WHAT TO DO: Below are some records. Copy every line in them that holds "lado".

____ TASK INPUTS

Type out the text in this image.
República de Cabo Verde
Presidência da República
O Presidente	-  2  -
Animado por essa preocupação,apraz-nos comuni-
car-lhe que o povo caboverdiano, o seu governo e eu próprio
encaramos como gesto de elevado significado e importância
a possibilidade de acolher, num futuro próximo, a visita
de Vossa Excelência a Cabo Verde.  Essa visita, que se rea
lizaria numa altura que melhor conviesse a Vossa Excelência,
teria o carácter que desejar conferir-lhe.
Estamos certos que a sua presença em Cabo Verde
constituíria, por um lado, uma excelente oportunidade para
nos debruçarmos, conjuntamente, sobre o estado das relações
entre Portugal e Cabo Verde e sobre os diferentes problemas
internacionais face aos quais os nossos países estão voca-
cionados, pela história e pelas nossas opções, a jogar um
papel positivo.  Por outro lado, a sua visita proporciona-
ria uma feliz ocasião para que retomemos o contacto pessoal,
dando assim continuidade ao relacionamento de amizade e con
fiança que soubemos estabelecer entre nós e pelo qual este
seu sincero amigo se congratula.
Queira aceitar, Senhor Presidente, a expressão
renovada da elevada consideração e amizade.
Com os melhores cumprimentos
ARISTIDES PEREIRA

________

SOLUTION FOR THIS EXERCISE:
constituíria, por um lado, uma excelente oportunidade para
papel positivo.  Por outro lado, a sua visita proporciona-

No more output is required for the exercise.